▶ **Set problem**:
In the listing below, find every line containing "data" and copy it out.

[Structured figure records]
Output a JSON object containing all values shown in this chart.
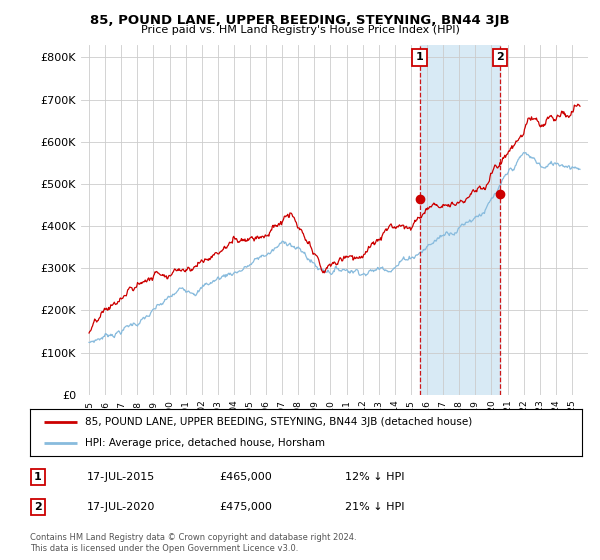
{
  "title": "85, POUND LANE, UPPER BEEDING, STEYNING, BN44 3JB",
  "subtitle": "Price paid vs. HM Land Registry's House Price Index (HPI)",
  "ylim": [
    0,
    830000
  ],
  "yticks": [
    0,
    100000,
    200000,
    300000,
    400000,
    500000,
    600000,
    700000,
    800000
  ],
  "ytick_labels": [
    "£0",
    "£100K",
    "£200K",
    "£300K",
    "£400K",
    "£500K",
    "£600K",
    "£700K",
    "£800K"
  ],
  "sale1": {
    "date_num": 2015.54,
    "price": 465000,
    "label": "1",
    "date_str": "17-JUL-2015",
    "pct": "12%"
  },
  "sale2": {
    "date_num": 2020.54,
    "price": 475000,
    "label": "2",
    "date_str": "17-JUL-2020",
    "pct": "21%"
  },
  "legend_property": "85, POUND LANE, UPPER BEEDING, STEYNING, BN44 3JB (detached house)",
  "legend_hpi": "HPI: Average price, detached house, Horsham",
  "footer": "Contains HM Land Registry data © Crown copyright and database right 2024.\nThis data is licensed under the Open Government Licence v3.0.",
  "line_color_property": "#cc0000",
  "line_color_hpi": "#88bbdd",
  "shade_color": "#d8eaf5",
  "background_color": "#ffffff",
  "grid_color": "#cccccc"
}
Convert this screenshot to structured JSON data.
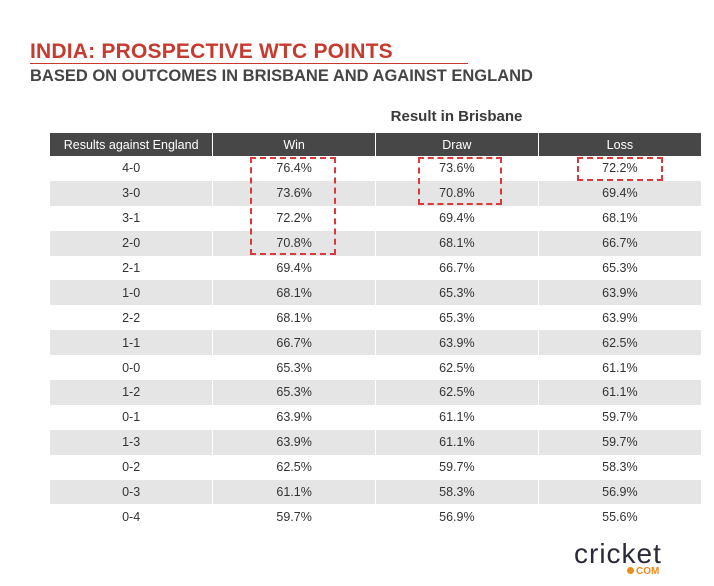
{
  "title": "INDIA: PROSPECTIVE WTC POINTS",
  "subtitle": "BASED ON OUTCOMES IN BRISBANE AND AGAINST ENGLAND",
  "group_label": "Result in Brisbane",
  "headers": [
    "Results against England",
    "Win",
    "Draw",
    "Loss"
  ],
  "rows": [
    [
      "4-0",
      "76.4%",
      "73.6%",
      "72.2%"
    ],
    [
      "3-0",
      "73.6%",
      "70.8%",
      "69.4%"
    ],
    [
      "3-1",
      "72.2%",
      "69.4%",
      "68.1%"
    ],
    [
      "2-0",
      "70.8%",
      "68.1%",
      "66.7%"
    ],
    [
      "2-1",
      "69.4%",
      "66.7%",
      "65.3%"
    ],
    [
      "1-0",
      "68.1%",
      "65.3%",
      "63.9%"
    ],
    [
      "2-2",
      "68.1%",
      "65.3%",
      "63.9%"
    ],
    [
      "1-1",
      "66.7%",
      "63.9%",
      "62.5%"
    ],
    [
      "0-0",
      "65.3%",
      "62.5%",
      "61.1%"
    ],
    [
      "1-2",
      "65.3%",
      "62.5%",
      "61.1%"
    ],
    [
      "0-1",
      "63.9%",
      "61.1%",
      "59.7%"
    ],
    [
      "1-3",
      "63.9%",
      "61.1%",
      "59.7%"
    ],
    [
      "0-2",
      "62.5%",
      "59.7%",
      "58.3%"
    ],
    [
      "0-3",
      "61.1%",
      "58.3%",
      "56.9%"
    ],
    [
      "0-4",
      "59.7%",
      "56.9%",
      "55.6%"
    ]
  ],
  "logo": {
    "text": "cricket",
    "suffix": "COM"
  },
  "colors": {
    "accent": "#c73a2f",
    "header_bg": "#474747",
    "alt_row": "#e5e5e5",
    "highlight": "#d9393b"
  }
}
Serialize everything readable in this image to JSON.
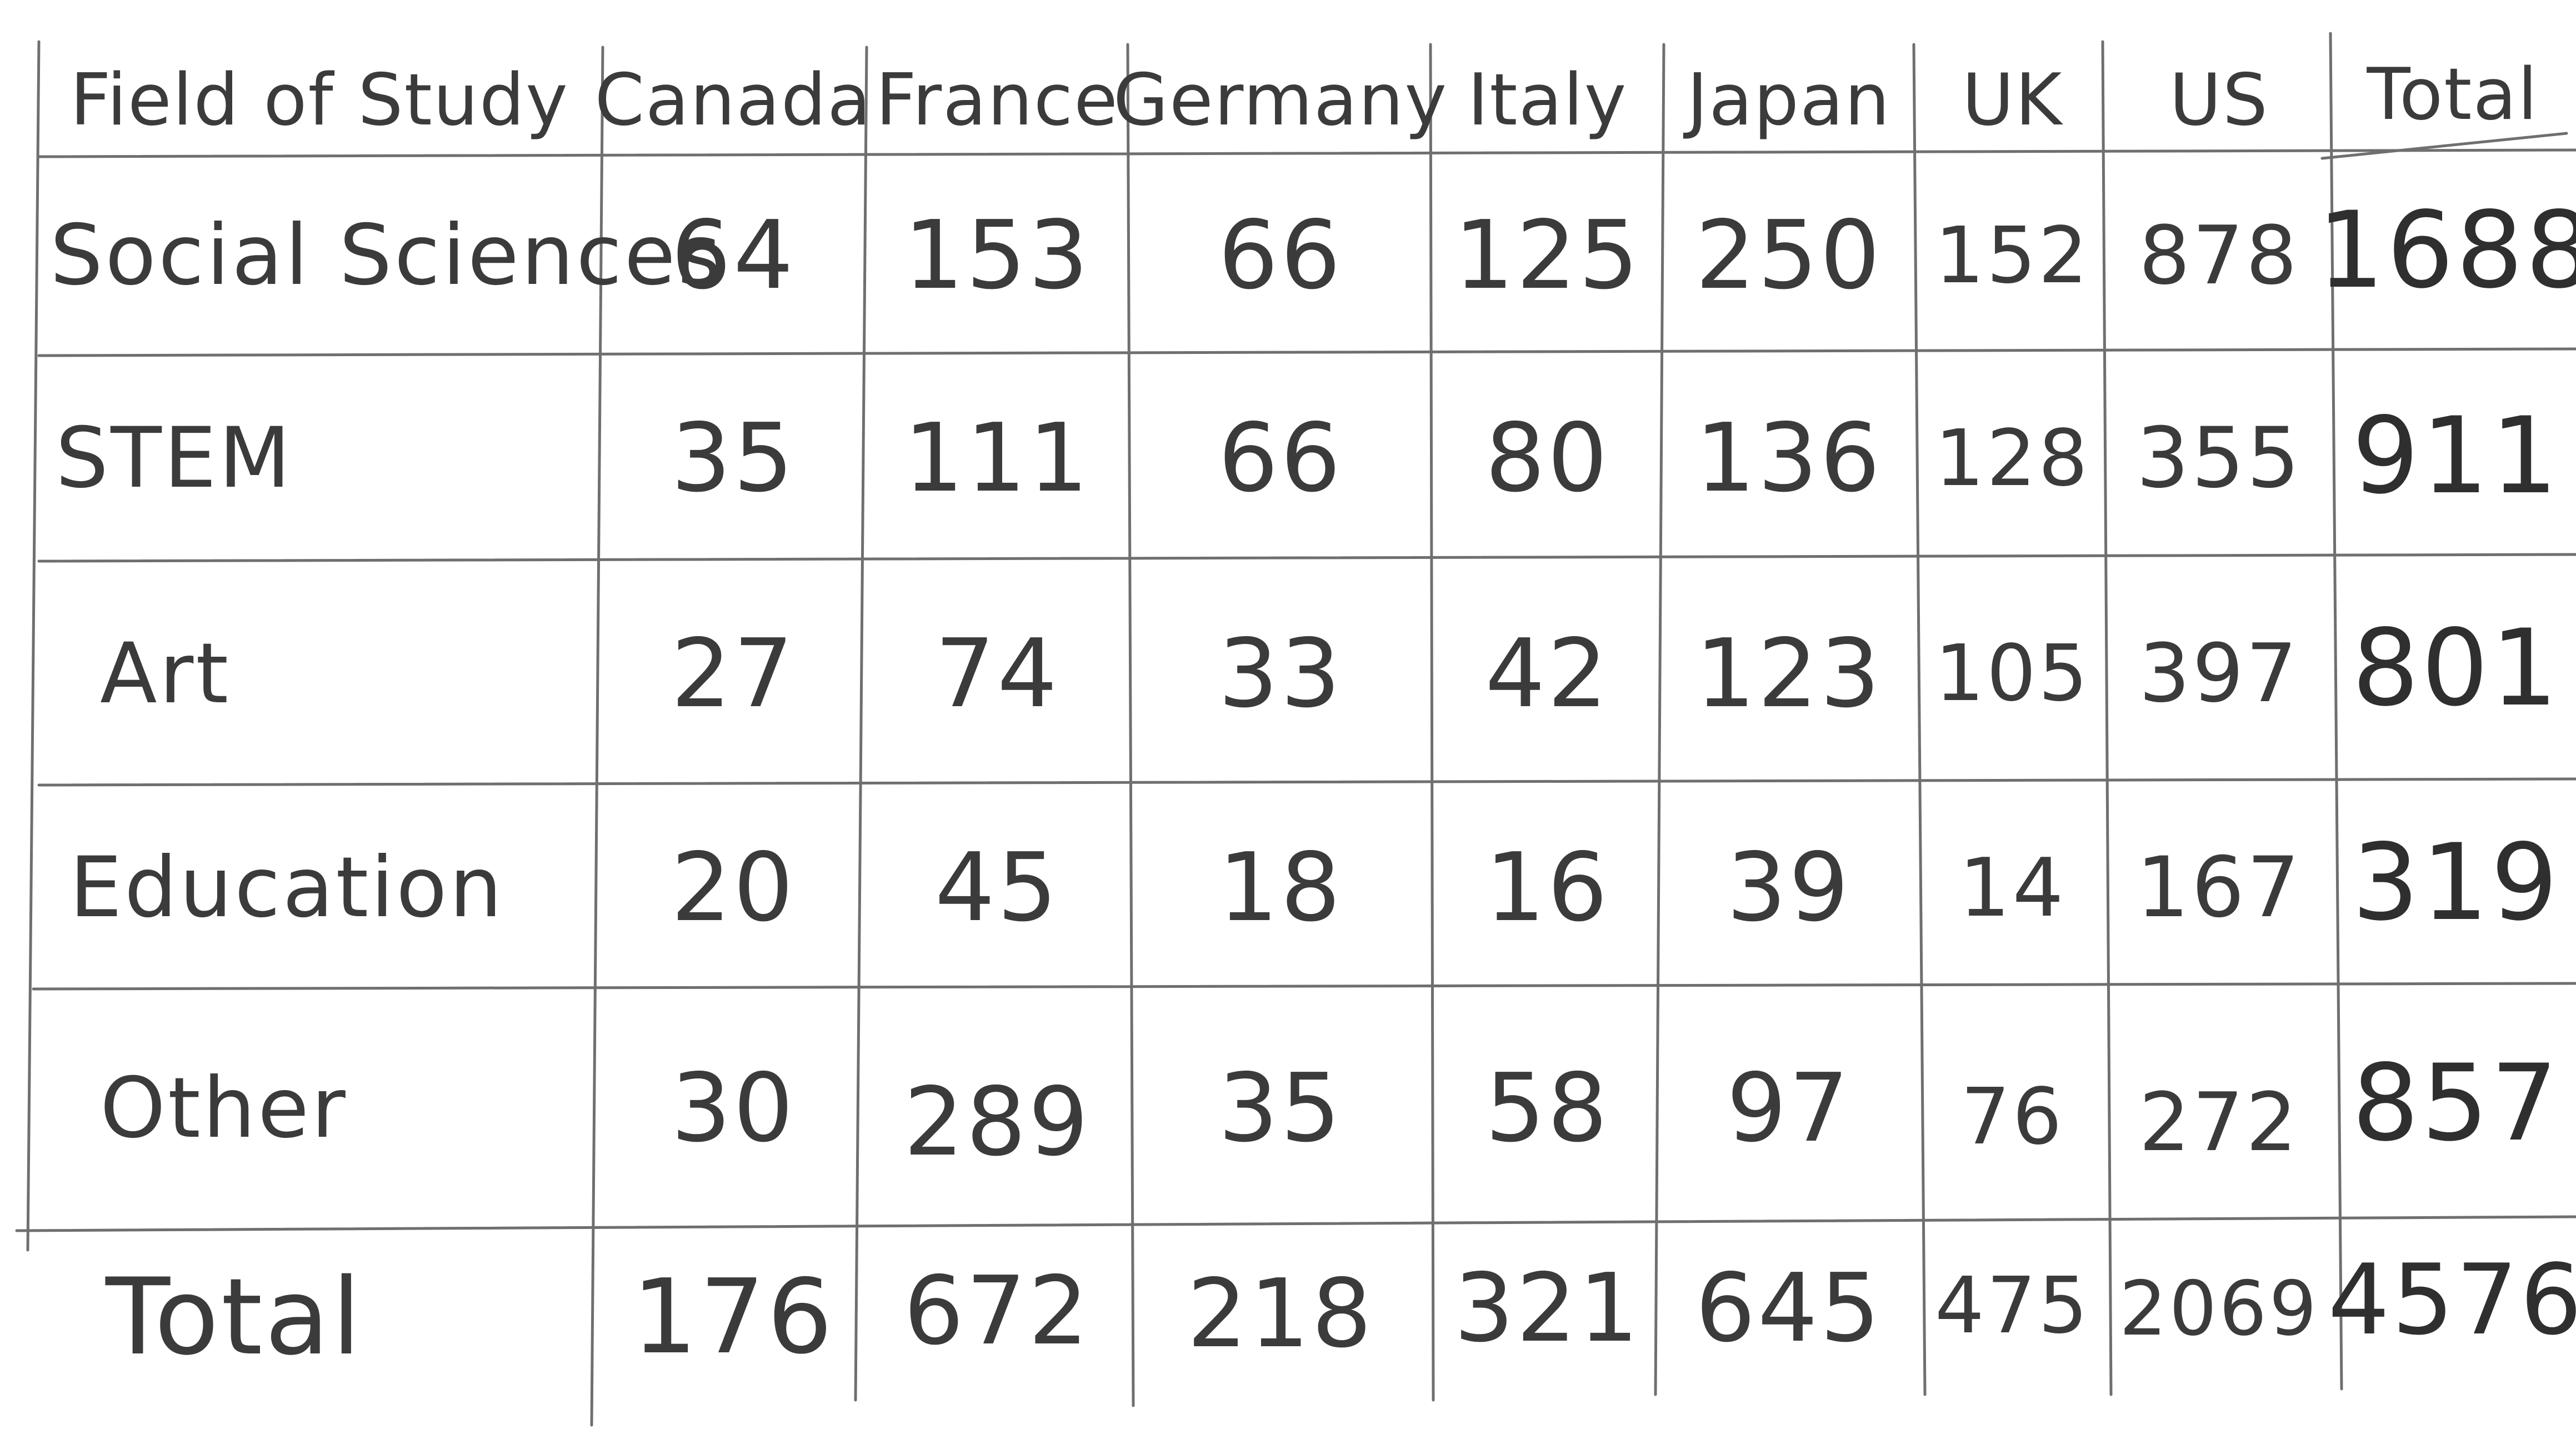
{
  "table": {
    "headers": [
      "Field of Study",
      "Canada",
      "France",
      "Germany",
      "Italy",
      "Japan",
      "UK",
      "US",
      "Total"
    ],
    "rows": [
      {
        "label": "Social Sciences",
        "values": [
          "64",
          "153",
          "66",
          "125",
          "250",
          "152",
          "878",
          "1688"
        ]
      },
      {
        "label": "STEM",
        "values": [
          "35",
          "111",
          "66",
          "80",
          "136",
          "128",
          "355",
          "911"
        ]
      },
      {
        "label": "Art",
        "values": [
          "27",
          "74",
          "33",
          "42",
          "123",
          "105",
          "397",
          "801"
        ]
      },
      {
        "label": "Education",
        "values": [
          "20",
          "45",
          "18",
          "16",
          "39",
          "14",
          "167",
          "319"
        ]
      },
      {
        "label": "Other",
        "values": [
          "30",
          "289",
          "35",
          "58",
          "97",
          "76",
          "272",
          "857"
        ]
      },
      {
        "label": "Total",
        "values": [
          "176",
          "672",
          "218",
          "321",
          "645",
          "475",
          "2069",
          "4576"
        ]
      }
    ]
  }
}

▶ **Output of the exercise**:
  "footer": "Contains HM Land Registry data © Crown copyright and database right 2024.\nThis data is licensed under the Open Government Licence v3.0.",
Convert this screenshot to structured JSON data.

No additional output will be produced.